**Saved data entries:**
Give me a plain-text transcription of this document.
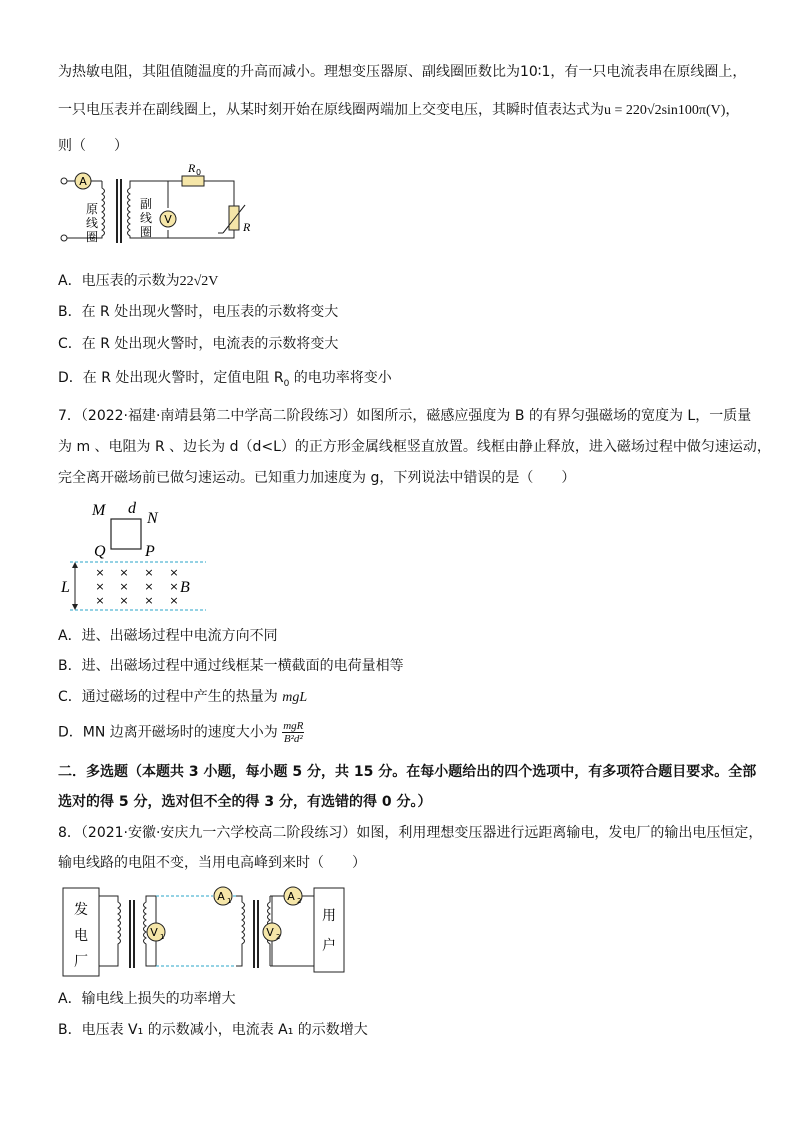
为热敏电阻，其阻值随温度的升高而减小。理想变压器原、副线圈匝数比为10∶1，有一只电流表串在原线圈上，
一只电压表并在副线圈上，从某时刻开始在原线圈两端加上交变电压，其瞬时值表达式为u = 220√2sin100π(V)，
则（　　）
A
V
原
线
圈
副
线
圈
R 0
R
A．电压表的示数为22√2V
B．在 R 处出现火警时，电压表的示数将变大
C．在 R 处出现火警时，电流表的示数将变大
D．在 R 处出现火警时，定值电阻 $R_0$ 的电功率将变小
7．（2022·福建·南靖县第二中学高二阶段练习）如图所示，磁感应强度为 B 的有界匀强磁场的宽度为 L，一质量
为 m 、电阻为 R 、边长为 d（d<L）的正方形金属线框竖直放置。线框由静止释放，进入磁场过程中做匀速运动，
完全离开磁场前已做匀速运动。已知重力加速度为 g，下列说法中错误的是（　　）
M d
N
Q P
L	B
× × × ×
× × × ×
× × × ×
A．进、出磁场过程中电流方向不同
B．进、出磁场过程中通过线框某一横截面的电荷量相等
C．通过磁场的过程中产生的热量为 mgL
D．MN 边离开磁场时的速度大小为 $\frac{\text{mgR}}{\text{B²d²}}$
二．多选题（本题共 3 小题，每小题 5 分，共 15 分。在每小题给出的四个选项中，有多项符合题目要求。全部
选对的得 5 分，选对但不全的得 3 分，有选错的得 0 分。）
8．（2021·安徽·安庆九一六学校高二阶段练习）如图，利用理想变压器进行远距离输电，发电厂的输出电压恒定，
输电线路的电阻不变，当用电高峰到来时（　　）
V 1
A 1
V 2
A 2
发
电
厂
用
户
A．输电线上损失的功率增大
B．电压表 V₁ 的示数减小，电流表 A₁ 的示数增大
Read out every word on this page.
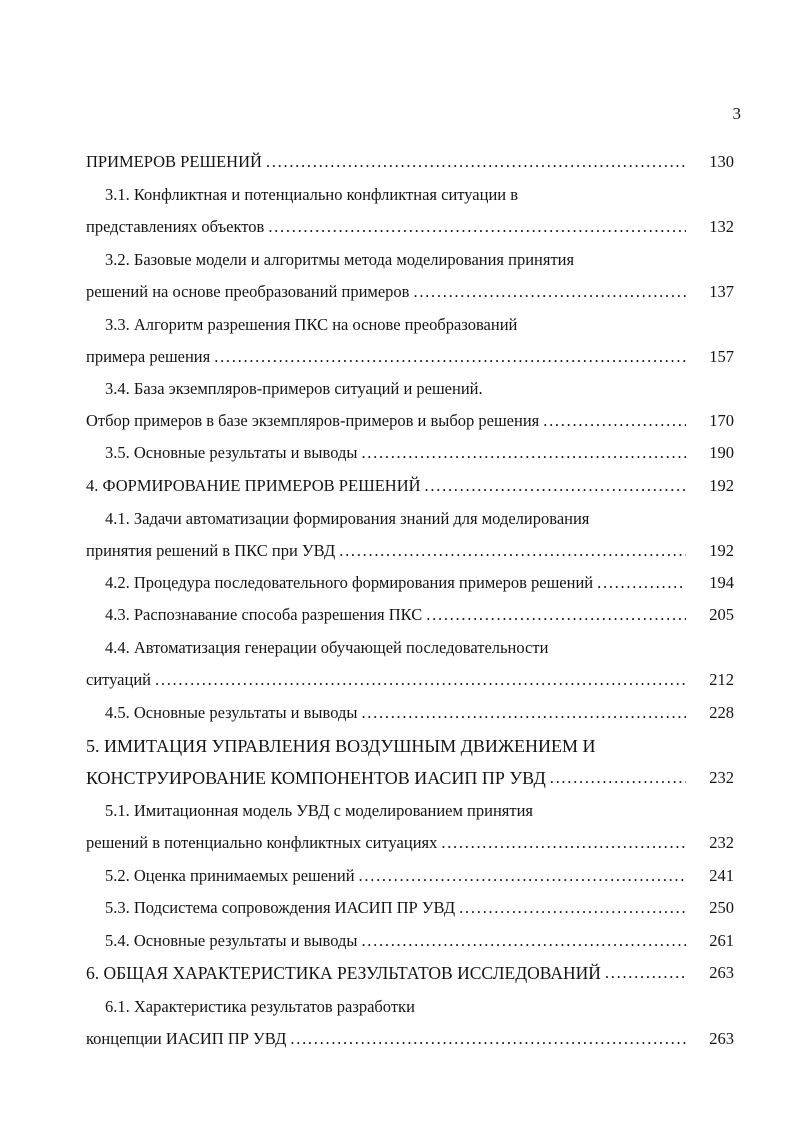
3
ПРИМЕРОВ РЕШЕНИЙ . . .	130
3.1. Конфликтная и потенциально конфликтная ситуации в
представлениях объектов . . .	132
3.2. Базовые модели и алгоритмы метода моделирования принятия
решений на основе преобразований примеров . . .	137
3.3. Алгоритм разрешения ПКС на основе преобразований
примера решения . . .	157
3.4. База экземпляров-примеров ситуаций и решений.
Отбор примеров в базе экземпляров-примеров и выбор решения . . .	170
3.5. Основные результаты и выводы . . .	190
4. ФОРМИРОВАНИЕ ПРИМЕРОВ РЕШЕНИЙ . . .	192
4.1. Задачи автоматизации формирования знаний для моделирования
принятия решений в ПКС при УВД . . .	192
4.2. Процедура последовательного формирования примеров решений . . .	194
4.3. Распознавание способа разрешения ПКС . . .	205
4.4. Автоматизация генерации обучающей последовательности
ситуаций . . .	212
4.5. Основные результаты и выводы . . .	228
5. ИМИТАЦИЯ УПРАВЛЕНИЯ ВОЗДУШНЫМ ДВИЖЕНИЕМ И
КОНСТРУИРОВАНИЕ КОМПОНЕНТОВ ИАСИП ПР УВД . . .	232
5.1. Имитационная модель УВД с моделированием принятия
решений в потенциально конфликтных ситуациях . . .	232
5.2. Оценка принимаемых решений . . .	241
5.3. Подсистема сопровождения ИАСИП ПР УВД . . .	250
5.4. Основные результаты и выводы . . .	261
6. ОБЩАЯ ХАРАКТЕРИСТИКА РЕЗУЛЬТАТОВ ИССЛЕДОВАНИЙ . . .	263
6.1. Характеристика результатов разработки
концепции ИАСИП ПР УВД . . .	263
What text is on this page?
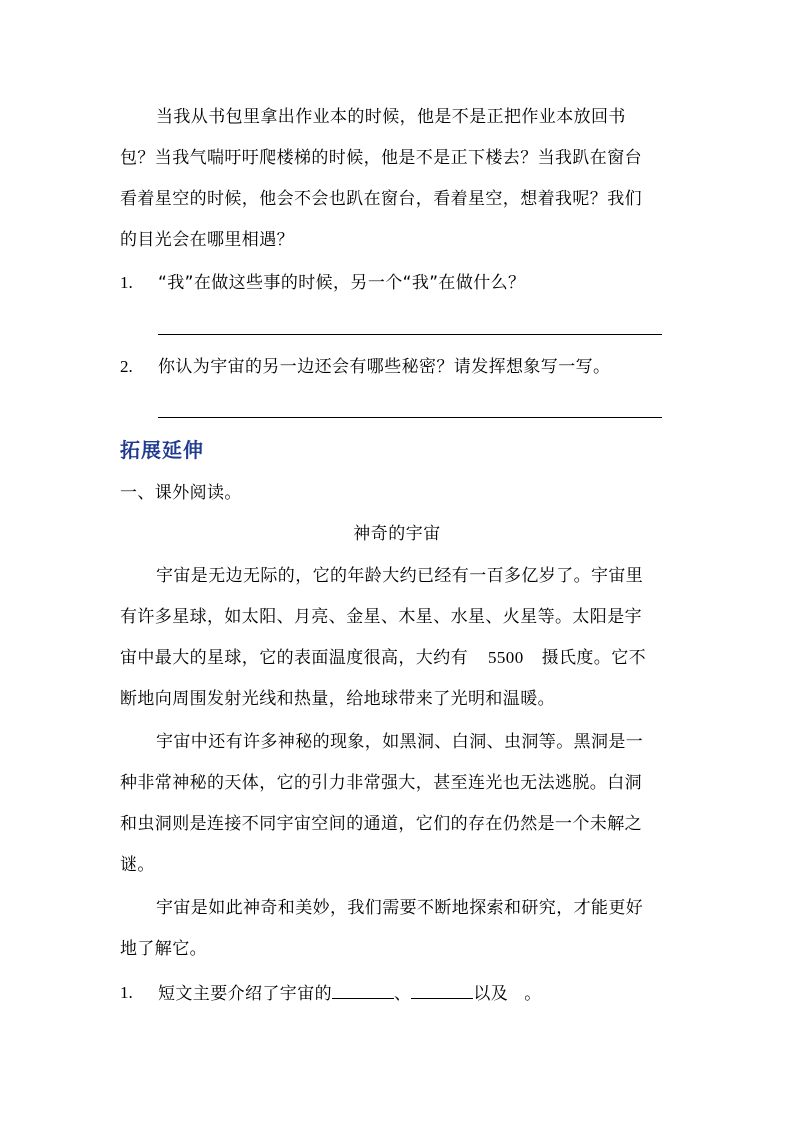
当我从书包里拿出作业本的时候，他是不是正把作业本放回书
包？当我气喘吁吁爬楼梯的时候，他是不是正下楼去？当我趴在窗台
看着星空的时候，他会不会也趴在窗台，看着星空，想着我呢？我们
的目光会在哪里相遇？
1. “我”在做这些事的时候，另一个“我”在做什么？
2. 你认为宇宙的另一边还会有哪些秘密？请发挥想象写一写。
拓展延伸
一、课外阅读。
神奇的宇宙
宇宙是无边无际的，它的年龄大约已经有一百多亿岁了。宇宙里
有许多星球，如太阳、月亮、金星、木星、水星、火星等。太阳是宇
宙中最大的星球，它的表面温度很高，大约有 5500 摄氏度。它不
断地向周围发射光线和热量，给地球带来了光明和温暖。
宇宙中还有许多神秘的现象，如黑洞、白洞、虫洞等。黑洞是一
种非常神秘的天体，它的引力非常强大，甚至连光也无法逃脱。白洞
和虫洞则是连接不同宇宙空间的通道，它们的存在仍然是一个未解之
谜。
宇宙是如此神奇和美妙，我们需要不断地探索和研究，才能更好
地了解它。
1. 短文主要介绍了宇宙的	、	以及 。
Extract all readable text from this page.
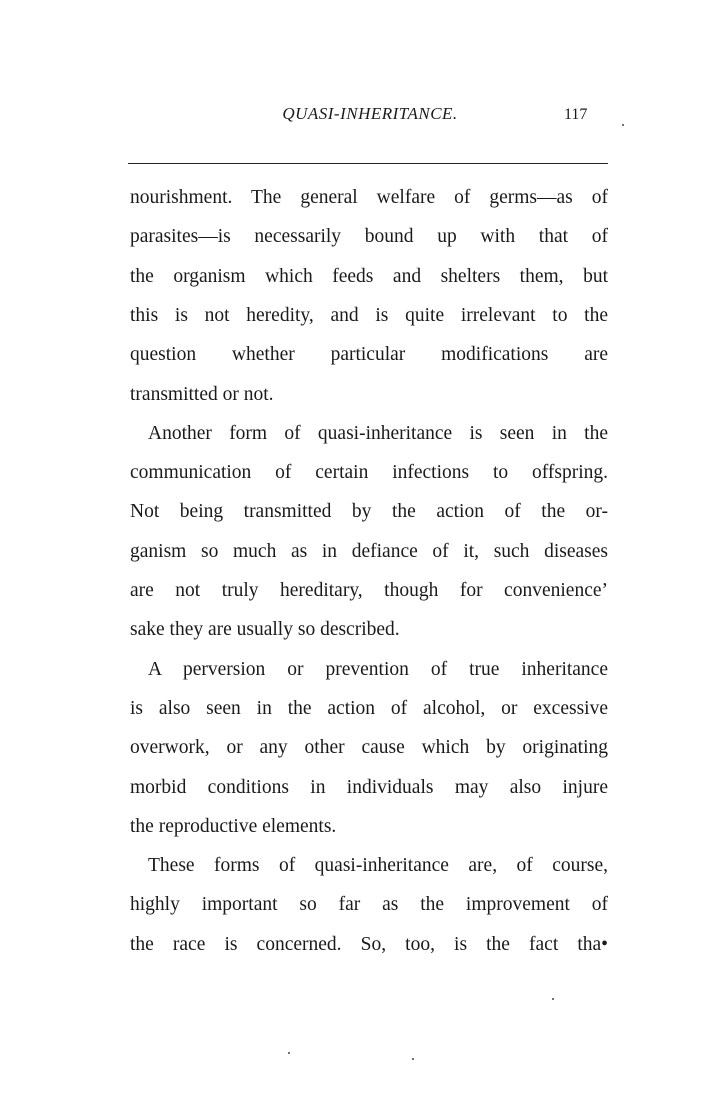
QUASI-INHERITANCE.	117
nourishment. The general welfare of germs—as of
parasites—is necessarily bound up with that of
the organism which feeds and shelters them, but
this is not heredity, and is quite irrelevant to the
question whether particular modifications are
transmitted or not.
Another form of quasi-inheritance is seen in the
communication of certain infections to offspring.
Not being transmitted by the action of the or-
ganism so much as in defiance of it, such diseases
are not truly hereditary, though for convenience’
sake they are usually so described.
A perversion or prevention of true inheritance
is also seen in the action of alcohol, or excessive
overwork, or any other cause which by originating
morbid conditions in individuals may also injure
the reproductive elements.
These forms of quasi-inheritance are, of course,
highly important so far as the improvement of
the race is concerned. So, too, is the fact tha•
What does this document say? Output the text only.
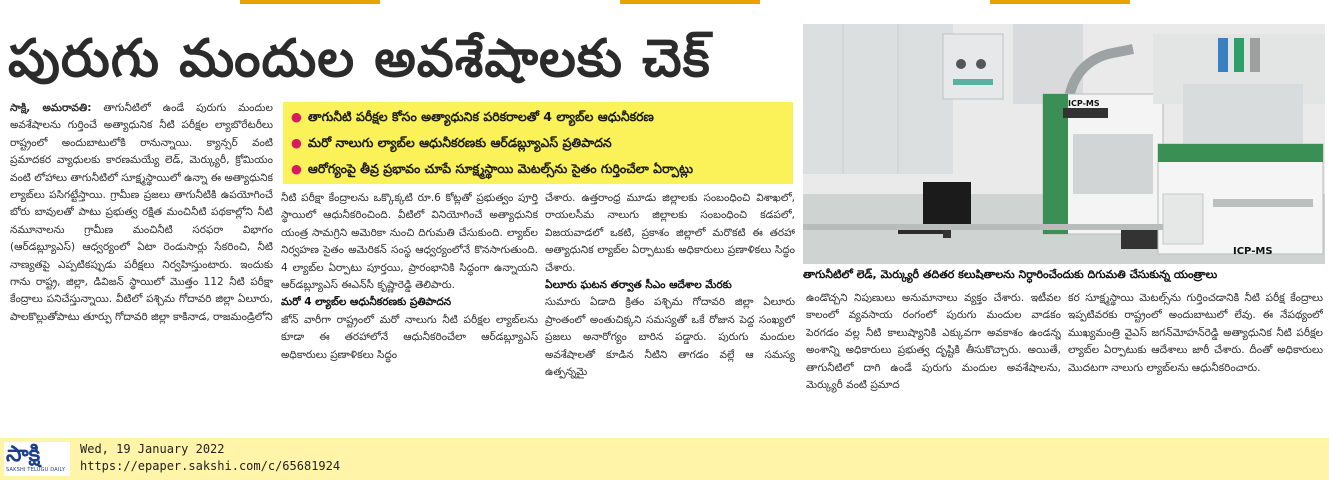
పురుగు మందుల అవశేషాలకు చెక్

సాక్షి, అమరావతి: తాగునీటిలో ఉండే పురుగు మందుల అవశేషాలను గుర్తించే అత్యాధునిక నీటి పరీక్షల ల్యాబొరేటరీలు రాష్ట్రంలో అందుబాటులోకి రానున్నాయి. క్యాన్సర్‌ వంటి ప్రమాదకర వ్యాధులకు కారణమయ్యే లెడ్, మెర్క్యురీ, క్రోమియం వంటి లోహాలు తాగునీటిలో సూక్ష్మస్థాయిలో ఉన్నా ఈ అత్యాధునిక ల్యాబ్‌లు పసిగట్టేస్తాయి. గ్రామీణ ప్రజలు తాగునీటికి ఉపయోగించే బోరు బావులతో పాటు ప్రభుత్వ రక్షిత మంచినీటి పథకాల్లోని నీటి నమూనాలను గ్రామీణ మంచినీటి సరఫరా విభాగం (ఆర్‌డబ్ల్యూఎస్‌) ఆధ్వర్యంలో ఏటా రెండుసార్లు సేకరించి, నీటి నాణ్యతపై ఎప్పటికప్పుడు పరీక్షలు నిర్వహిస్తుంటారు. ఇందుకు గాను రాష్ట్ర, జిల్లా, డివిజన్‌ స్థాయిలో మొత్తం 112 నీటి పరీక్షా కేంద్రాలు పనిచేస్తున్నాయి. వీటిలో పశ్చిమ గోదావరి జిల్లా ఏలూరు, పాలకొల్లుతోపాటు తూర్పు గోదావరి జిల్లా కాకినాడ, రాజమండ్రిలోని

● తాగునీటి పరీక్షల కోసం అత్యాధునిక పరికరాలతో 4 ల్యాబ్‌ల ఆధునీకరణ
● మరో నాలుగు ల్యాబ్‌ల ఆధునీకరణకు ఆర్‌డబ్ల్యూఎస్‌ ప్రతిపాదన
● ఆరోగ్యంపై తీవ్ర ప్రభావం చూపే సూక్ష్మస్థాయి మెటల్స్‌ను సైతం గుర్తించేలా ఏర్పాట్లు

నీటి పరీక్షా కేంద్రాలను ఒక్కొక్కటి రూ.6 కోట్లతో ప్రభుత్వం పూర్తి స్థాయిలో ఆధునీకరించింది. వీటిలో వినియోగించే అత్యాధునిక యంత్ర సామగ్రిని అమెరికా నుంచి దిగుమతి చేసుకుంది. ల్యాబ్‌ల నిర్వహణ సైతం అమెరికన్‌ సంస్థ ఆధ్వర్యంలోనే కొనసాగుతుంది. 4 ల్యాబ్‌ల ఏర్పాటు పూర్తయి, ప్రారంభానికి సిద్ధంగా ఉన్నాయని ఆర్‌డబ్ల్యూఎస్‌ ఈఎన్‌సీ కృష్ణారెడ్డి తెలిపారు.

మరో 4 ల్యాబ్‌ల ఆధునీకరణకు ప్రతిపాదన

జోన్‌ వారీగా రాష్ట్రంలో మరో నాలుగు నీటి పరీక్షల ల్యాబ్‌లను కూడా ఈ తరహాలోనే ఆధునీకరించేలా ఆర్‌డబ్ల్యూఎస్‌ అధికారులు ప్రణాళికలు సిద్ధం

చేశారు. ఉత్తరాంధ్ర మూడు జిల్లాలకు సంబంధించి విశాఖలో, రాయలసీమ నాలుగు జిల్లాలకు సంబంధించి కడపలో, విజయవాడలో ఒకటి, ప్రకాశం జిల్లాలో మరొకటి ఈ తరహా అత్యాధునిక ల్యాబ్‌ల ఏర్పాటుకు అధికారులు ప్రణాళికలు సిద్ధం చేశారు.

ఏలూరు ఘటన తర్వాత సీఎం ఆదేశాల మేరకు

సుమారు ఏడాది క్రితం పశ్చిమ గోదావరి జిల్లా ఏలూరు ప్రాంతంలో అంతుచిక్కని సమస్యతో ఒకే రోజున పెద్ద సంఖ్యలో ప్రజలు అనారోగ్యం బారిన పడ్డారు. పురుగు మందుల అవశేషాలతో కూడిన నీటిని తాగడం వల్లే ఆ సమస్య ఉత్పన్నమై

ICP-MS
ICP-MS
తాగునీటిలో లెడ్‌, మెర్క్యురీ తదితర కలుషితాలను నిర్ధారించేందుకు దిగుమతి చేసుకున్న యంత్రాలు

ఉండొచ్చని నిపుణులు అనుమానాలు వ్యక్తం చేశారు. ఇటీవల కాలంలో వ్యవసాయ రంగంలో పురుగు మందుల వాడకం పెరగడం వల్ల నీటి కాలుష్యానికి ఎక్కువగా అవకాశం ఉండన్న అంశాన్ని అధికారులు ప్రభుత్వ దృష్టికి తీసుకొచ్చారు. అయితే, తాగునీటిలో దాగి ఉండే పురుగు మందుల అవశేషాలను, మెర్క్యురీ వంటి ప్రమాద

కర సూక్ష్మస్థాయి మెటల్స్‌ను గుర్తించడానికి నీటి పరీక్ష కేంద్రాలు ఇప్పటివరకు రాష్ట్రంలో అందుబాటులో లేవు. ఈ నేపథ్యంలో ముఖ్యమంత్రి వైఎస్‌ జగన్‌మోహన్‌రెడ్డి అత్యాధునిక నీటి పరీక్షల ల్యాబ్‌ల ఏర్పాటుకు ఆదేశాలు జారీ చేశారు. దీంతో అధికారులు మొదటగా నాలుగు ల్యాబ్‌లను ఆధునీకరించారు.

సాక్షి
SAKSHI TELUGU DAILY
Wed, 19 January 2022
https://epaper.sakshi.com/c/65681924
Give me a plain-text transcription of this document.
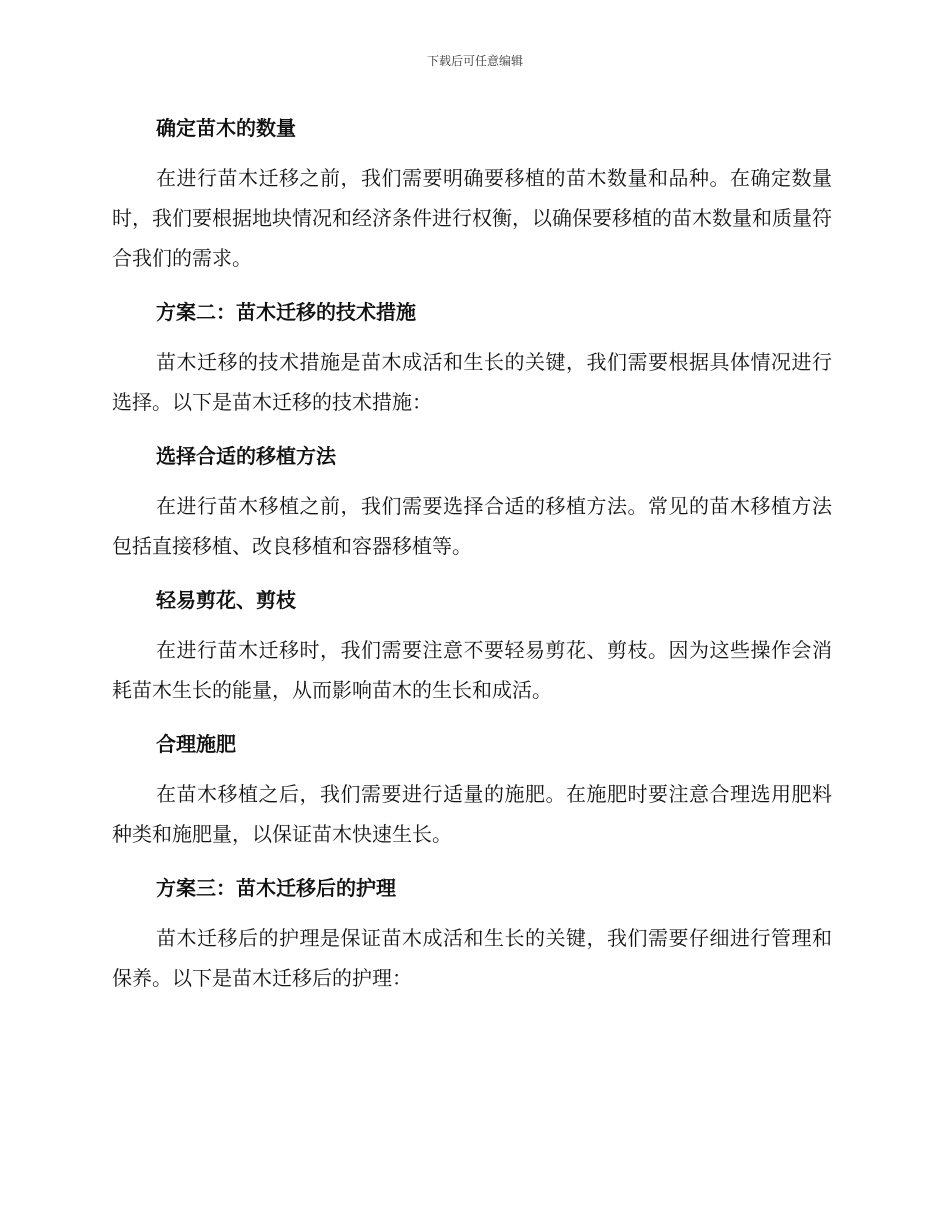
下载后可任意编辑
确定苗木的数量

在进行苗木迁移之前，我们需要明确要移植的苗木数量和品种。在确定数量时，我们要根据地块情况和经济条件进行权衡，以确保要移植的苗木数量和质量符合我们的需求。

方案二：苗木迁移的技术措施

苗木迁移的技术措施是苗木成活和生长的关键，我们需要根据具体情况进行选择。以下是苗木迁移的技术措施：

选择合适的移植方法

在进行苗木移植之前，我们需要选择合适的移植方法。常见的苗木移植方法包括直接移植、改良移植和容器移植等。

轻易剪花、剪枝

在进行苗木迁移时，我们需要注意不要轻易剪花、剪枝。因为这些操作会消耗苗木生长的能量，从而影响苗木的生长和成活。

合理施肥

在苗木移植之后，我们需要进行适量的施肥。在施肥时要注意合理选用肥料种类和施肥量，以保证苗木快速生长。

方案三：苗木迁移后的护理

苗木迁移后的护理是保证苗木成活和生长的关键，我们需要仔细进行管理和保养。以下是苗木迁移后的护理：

**OBJECTIVE:**
Copy out every line that includes the word "результаты".

**EXERCISE SOLUTION:**
3.5. Основные результаты и выводы . . .	190
4.5. Основные результаты и выводы . . .	228
5.4. Основные результаты и выводы . . .	261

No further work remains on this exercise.